● **What is expected**
Listed below are entries; give the number of lines among them that include "Navigation", and only that number.

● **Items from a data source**

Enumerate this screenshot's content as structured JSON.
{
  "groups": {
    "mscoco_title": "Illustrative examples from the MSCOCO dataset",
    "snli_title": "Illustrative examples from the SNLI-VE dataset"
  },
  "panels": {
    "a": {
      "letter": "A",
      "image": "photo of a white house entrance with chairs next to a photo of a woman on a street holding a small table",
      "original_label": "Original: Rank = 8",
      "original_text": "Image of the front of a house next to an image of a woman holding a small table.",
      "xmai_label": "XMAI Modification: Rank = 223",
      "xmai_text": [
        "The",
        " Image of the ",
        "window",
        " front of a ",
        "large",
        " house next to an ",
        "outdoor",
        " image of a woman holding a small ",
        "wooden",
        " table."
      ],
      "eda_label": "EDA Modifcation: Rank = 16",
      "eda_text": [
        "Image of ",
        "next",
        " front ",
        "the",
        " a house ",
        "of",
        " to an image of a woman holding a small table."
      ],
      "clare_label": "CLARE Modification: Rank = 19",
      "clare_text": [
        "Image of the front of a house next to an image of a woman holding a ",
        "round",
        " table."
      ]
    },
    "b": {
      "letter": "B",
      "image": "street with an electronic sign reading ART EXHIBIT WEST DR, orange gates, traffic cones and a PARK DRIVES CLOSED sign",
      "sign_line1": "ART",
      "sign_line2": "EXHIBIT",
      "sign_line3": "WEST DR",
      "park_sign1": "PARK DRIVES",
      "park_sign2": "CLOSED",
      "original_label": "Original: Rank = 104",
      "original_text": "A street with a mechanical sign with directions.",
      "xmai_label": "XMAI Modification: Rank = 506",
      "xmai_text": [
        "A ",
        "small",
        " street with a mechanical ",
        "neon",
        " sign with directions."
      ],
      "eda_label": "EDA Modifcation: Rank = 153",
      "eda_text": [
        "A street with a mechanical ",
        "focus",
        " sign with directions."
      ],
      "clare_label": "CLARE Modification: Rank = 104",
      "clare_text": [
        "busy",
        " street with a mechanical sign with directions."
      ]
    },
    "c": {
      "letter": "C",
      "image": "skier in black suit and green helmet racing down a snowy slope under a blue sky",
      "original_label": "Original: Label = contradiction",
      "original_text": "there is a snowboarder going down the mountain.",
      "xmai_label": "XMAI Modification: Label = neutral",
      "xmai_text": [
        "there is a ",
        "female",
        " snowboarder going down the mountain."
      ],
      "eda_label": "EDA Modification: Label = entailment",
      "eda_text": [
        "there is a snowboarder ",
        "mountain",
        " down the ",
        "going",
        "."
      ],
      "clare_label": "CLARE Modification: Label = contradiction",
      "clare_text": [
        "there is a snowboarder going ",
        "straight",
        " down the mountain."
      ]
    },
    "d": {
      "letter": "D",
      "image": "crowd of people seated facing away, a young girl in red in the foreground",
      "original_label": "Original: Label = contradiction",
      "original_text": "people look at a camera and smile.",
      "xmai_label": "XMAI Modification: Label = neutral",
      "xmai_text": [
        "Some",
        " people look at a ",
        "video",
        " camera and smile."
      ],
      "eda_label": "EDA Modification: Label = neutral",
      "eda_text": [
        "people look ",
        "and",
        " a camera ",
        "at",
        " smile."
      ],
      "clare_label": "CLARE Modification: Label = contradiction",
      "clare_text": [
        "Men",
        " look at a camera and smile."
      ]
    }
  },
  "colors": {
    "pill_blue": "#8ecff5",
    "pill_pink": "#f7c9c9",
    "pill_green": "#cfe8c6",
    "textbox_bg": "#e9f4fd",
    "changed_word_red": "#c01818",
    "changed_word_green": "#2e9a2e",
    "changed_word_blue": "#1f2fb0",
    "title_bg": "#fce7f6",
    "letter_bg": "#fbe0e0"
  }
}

==

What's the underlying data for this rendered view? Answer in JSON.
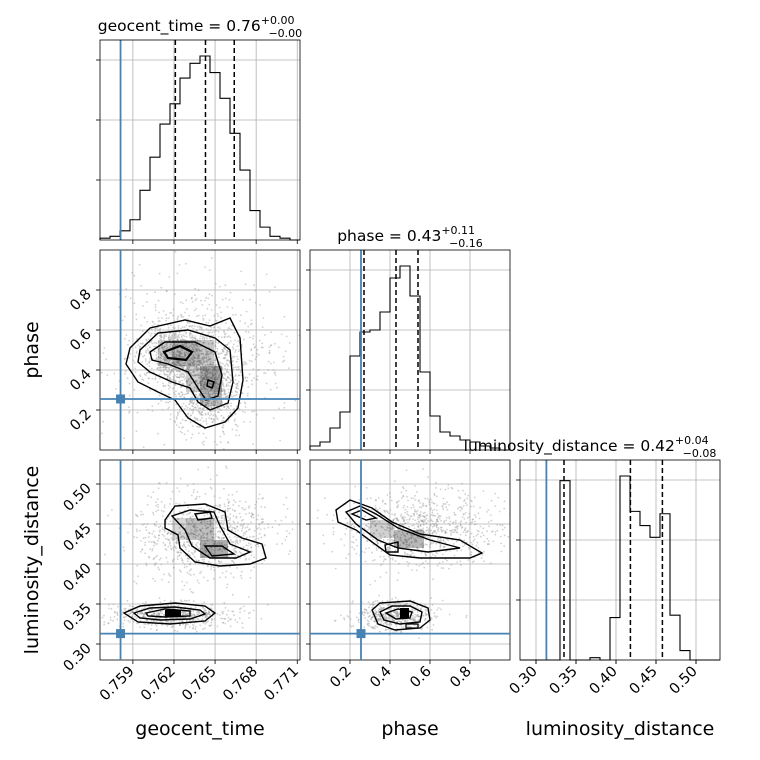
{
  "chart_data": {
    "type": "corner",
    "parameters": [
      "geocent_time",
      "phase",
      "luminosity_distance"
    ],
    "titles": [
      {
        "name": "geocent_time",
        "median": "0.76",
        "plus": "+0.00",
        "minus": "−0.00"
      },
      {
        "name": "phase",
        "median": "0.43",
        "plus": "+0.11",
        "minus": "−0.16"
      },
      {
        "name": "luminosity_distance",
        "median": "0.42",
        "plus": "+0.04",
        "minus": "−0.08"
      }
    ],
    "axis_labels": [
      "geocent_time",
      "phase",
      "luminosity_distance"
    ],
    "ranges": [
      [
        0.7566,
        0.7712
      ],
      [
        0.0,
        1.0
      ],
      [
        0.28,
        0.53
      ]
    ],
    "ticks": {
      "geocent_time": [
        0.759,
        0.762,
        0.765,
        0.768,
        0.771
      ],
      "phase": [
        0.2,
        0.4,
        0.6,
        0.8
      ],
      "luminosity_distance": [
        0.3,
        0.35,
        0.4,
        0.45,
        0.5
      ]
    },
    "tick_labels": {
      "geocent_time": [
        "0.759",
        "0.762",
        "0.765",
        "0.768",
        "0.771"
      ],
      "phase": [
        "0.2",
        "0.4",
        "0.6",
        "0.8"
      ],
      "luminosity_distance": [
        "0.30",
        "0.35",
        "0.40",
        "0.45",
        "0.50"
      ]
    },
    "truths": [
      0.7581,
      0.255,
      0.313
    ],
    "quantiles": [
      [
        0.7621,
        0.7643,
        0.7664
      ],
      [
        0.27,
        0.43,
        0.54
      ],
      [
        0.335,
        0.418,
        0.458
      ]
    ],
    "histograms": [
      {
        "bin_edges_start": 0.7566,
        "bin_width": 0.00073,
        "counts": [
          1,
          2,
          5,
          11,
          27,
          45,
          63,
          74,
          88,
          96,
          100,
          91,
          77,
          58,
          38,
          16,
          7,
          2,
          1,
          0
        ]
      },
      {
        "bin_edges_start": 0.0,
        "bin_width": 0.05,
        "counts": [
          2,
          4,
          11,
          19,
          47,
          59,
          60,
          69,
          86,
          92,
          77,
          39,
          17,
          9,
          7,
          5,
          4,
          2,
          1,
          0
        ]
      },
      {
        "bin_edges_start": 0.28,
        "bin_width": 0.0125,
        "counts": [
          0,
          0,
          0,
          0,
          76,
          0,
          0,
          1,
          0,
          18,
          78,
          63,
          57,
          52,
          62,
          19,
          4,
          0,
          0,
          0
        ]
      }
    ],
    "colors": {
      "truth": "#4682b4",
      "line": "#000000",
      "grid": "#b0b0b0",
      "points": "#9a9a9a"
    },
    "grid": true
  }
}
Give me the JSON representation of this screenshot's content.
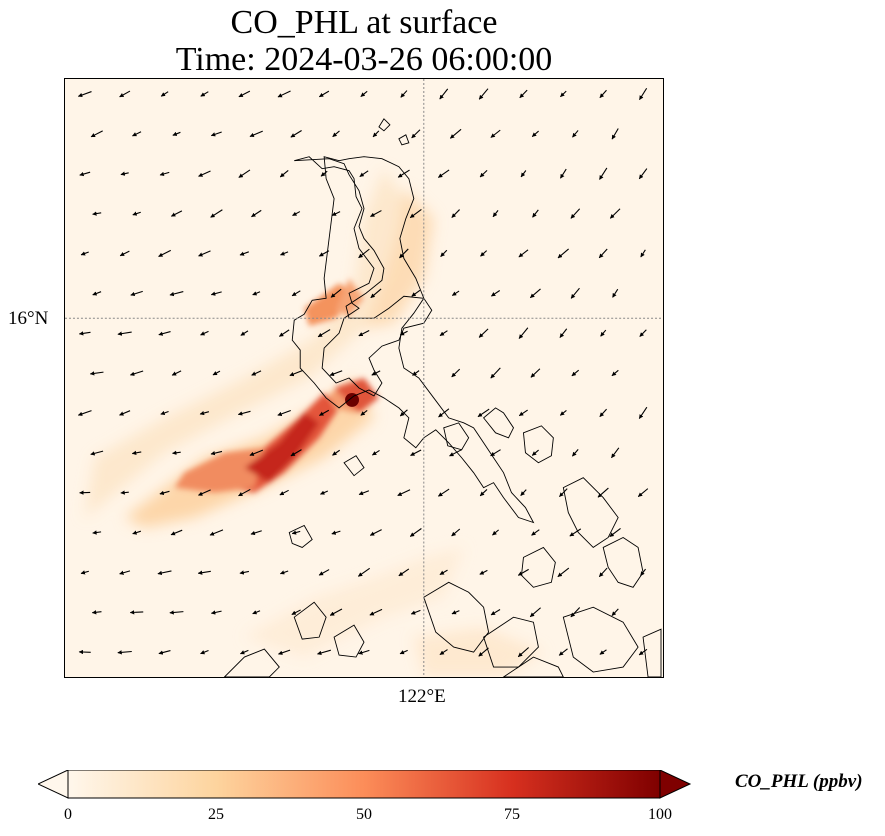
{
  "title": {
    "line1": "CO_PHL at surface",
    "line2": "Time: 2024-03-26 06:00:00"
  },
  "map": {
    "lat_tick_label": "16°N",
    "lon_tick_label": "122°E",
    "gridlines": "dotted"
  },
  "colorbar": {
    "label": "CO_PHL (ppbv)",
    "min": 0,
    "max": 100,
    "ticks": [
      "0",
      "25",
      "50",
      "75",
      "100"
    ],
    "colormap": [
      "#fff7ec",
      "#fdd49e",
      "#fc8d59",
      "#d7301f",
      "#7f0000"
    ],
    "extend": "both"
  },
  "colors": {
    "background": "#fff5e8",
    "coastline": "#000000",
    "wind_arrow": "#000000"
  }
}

* * *

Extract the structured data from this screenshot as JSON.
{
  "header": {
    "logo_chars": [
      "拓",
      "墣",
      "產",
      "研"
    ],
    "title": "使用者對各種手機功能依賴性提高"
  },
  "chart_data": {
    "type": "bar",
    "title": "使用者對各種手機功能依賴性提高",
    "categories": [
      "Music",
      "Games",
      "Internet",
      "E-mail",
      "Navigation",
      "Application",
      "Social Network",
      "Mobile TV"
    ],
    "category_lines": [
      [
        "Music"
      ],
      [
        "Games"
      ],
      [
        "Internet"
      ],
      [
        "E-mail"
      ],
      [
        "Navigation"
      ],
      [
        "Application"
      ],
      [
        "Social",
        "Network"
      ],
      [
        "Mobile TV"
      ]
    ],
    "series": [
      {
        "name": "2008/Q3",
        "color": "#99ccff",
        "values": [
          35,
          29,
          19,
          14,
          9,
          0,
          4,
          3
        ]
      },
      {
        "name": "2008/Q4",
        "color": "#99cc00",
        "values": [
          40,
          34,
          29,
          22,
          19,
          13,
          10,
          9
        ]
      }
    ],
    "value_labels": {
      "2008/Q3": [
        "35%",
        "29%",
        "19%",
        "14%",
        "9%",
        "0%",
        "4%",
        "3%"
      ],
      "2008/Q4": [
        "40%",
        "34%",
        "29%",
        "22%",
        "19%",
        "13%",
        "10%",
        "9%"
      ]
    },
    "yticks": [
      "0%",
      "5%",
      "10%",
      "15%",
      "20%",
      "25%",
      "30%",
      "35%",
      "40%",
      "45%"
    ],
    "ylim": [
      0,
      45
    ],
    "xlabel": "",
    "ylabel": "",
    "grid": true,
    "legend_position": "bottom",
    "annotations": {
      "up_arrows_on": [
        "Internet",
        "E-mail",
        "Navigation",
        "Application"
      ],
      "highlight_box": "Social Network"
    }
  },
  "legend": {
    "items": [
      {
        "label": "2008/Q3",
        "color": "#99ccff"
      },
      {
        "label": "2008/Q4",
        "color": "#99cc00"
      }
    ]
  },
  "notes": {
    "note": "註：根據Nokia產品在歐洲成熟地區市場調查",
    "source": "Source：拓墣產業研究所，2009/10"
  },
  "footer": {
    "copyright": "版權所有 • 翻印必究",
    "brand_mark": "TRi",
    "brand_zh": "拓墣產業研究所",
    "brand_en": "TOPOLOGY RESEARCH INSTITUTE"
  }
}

● **Worked answer**
3